Locate the string "screenshot" in the records below. Copy every line where it occurs.

* Data extract:
## BEGIN

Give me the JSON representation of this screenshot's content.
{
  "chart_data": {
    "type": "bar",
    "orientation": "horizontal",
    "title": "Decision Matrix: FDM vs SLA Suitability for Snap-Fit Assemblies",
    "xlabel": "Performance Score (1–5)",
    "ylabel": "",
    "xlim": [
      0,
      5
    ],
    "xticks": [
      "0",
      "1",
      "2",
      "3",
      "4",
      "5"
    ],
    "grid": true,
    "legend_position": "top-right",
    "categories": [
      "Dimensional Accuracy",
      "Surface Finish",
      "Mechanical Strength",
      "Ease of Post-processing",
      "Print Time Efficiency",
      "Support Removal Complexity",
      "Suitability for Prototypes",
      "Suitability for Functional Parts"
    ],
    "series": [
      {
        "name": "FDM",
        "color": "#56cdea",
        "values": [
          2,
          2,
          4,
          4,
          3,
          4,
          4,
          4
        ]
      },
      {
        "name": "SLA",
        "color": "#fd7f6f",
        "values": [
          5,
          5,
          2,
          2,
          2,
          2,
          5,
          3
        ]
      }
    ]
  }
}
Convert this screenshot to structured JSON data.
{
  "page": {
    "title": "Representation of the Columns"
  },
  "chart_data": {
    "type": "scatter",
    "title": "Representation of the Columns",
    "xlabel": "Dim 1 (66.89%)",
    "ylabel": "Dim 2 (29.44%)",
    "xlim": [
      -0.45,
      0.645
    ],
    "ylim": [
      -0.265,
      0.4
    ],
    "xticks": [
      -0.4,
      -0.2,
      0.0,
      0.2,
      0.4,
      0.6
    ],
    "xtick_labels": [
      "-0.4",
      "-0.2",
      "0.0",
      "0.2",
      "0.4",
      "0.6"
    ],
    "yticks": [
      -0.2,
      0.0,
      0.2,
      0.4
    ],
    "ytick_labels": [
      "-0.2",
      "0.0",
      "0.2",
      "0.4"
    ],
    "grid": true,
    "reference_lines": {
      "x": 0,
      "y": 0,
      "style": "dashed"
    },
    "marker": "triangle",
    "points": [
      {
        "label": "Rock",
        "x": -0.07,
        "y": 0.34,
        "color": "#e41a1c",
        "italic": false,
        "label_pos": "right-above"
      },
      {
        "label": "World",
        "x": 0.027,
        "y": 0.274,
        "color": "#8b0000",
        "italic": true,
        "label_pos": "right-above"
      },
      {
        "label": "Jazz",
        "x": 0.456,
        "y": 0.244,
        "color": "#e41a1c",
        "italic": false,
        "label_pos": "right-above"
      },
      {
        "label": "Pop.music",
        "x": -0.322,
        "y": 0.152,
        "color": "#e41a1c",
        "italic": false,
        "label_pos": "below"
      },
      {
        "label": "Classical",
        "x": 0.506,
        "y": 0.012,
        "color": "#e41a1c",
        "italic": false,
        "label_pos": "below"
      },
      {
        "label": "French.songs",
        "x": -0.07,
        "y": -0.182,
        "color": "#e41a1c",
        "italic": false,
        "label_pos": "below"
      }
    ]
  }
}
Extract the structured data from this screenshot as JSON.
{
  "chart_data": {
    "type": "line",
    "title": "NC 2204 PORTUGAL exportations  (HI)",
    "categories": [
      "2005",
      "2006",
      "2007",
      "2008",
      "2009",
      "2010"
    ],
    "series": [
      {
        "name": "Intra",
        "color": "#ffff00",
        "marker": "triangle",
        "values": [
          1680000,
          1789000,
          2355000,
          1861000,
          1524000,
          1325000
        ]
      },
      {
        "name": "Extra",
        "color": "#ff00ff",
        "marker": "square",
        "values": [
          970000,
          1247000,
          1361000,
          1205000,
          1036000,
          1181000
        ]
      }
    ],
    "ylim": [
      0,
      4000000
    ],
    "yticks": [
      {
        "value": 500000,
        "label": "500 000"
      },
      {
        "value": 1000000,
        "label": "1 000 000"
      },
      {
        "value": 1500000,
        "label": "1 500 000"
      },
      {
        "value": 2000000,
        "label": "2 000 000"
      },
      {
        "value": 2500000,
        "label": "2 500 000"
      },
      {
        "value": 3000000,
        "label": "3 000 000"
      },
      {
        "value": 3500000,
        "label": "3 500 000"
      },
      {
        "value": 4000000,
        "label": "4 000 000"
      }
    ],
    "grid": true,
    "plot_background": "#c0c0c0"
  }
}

## END

* Complete output:
Give me the JSON representation of this screenshot's content.
Convert this screenshot to structured JSON data.
Extract the structured data from this screenshot as JSON.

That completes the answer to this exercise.